__YOUR GOAL__
Write out every entry exactly as it appears.

---------- RECORDS ----------

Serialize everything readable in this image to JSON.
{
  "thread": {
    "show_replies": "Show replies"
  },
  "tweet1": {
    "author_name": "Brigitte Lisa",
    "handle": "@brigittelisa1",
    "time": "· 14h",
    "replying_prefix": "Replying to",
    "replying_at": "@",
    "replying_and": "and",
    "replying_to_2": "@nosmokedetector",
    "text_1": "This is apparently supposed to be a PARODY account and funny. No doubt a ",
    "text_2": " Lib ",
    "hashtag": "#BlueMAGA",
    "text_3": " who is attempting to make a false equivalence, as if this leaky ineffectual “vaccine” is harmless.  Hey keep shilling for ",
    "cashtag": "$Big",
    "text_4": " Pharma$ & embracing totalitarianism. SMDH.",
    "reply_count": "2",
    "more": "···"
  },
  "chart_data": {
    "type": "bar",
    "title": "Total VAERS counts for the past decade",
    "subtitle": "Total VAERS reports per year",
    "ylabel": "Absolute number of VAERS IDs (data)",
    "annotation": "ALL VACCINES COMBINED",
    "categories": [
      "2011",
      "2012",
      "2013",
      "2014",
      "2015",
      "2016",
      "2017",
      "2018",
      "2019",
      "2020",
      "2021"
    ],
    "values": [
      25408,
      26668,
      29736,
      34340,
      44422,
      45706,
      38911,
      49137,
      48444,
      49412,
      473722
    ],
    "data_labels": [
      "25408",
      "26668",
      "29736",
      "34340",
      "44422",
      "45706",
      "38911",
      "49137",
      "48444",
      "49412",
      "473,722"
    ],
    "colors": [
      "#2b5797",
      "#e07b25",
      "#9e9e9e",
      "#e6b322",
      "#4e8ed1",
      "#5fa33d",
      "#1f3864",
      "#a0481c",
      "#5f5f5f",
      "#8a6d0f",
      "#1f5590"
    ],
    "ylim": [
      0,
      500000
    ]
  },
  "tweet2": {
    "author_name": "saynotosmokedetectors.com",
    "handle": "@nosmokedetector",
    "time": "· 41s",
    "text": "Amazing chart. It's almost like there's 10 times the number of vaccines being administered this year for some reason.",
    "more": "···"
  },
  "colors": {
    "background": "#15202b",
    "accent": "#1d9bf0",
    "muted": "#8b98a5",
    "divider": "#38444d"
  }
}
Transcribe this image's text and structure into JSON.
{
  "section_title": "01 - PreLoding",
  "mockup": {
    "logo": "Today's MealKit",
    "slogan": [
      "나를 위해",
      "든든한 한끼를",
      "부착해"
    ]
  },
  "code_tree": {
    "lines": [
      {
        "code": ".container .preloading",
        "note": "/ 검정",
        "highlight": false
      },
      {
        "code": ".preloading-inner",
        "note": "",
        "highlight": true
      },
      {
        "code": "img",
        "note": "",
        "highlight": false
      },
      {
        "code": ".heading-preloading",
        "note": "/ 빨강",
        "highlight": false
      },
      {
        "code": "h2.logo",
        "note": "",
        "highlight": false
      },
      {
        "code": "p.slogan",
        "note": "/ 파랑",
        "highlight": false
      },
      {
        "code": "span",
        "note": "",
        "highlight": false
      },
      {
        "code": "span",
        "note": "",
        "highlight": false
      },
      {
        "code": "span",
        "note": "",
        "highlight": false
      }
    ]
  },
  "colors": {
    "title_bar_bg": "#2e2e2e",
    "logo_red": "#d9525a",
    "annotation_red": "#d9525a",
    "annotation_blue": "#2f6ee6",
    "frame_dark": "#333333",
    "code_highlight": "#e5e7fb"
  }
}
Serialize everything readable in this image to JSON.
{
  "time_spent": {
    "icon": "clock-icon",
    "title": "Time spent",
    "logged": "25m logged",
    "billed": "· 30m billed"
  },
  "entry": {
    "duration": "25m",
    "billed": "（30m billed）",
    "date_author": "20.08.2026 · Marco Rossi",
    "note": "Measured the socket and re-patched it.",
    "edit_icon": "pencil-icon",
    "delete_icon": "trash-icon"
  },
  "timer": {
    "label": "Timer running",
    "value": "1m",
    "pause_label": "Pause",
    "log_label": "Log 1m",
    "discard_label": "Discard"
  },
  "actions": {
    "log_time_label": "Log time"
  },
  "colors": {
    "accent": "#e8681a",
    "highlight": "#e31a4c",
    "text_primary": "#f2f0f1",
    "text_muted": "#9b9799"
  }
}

----------

__SOLUTION TO THE PROBLEM__
Serialize everything readable in this image to JSON.
{
  "thread": {
    "show_replies": "Show replies"
  },
  "tweet1": {
    "author_name": "Brigitte Lisa",
    "handle": "@brigittelisa1",
    "time": "· 14h",
    "replying_prefix": "Replying to",
    "replying_at": "@",
    "replying_and": "and",
    "replying_to_2": "@nosmokedetector",
    "text_1": "This is apparently supposed to be a PARODY account and funny. No doubt a ",
    "text_2": " Lib ",
    "hashtag": "#BlueMAGA",
    "text_3": " who is attempting to make a false equivalence, as if this leaky ineffectual “vaccine” is harmless.  Hey keep shilling for ",
    "cashtag": "$Big",
    "text_4": " Pharma$ & embracing totalitarianism. SMDH.",
    "reply_count": "2",
    "more": "···"
  },
  "chart_data": {
    "type": "bar",
    "title": "Total VAERS counts for the past decade",
    "subtitle": "Total VAERS reports per year",
    "ylabel": "Absolute number of VAERS IDs (data)",
    "annotation": "ALL VACCINES COMBINED",
    "categories": [
      "2011",
      "2012",
      "2013",
      "2014",
      "2015",
      "2016",
      "2017",
      "2018",
      "2019",
      "2020",
      "2021"
    ],
    "values": [
      25408,
      26668,
      29736,
      34340,
      44422,
      45706,
      38911,
      49137,
      48444,
      49412,
      473722
    ],
    "data_labels": [
      "25408",
      "26668",
      "29736",
      "34340",
      "44422",
      "45706",
      "38911",
      "49137",
      "48444",
      "49412",
      "473,722"
    ],
    "colors": [
      "#2b5797",
      "#e07b25",
      "#9e9e9e",
      "#e6b322",
      "#4e8ed1",
      "#5fa33d",
      "#1f3864",
      "#a0481c",
      "#5f5f5f",
      "#8a6d0f",
      "#1f5590"
    ],
    "ylim": [
      0,
      500000
    ]
  },
  "tweet2": {
    "author_name": "saynotosmokedetectors.com",
    "handle": "@nosmokedetector",
    "time": "· 41s",
    "text": "Amazing chart. It's almost like there's 10 times the number of vaccines being administered this year for some reason.",
    "more": "···"
  },
  "colors": {
    "background": "#15202b",
    "accent": "#1d9bf0",
    "muted": "#8b98a5",
    "divider": "#38444d"
  }
}
Transcribe this image's text and structure into JSON.
{
  "section_title": "01 - PreLoding",
  "mockup": {
    "logo": "Today's MealKit",
    "slogan": [
      "나를 위해",
      "든든한 한끼를",
      "부착해"
    ]
  },
  "code_tree": {
    "lines": [
      {
        "code": ".container .preloading",
        "note": "/ 검정",
        "highlight": false
      },
      {
        "code": ".preloading-inner",
        "note": "",
        "highlight": true
      },
      {
        "code": "img",
        "note": "",
        "highlight": false
      },
      {
        "code": ".heading-preloading",
        "note": "/ 빨강",
        "highlight": false
      },
      {
        "code": "h2.logo",
        "note": "",
        "highlight": false
      },
      {
        "code": "p.slogan",
        "note": "/ 파랑",
        "highlight": false
      },
      {
        "code": "span",
        "note": "",
        "highlight": false
      },
      {
        "code": "span",
        "note": "",
        "highlight": false
      },
      {
        "code": "span",
        "note": "",
        "highlight": false
      }
    ]
  },
  "colors": {
    "title_bar_bg": "#2e2e2e",
    "logo_red": "#d9525a",
    "annotation_red": "#d9525a",
    "annotation_blue": "#2f6ee6",
    "frame_dark": "#333333",
    "code_highlight": "#e5e7fb"
  }
}
Serialize everything readable in this image to JSON.
{
  "time_spent": {
    "icon": "clock-icon",
    "title": "Time spent",
    "logged": "25m logged",
    "billed": "· 30m billed"
  },
  "entry": {
    "duration": "25m",
    "billed": "（30m billed）",
    "date_author": "20.08.2026 · Marco Rossi",
    "note": "Measured the socket and re-patched it.",
    "edit_icon": "pencil-icon",
    "delete_icon": "trash-icon"
  },
  "timer": {
    "label": "Timer running",
    "value": "1m",
    "pause_label": "Pause",
    "log_label": "Log 1m",
    "discard_label": "Discard"
  },
  "actions": {
    "log_time_label": "Log time"
  },
  "colors": {
    "accent": "#e8681a",
    "highlight": "#e31a4c",
    "text_primary": "#f2f0f1",
    "text_muted": "#9b9799"
  }
}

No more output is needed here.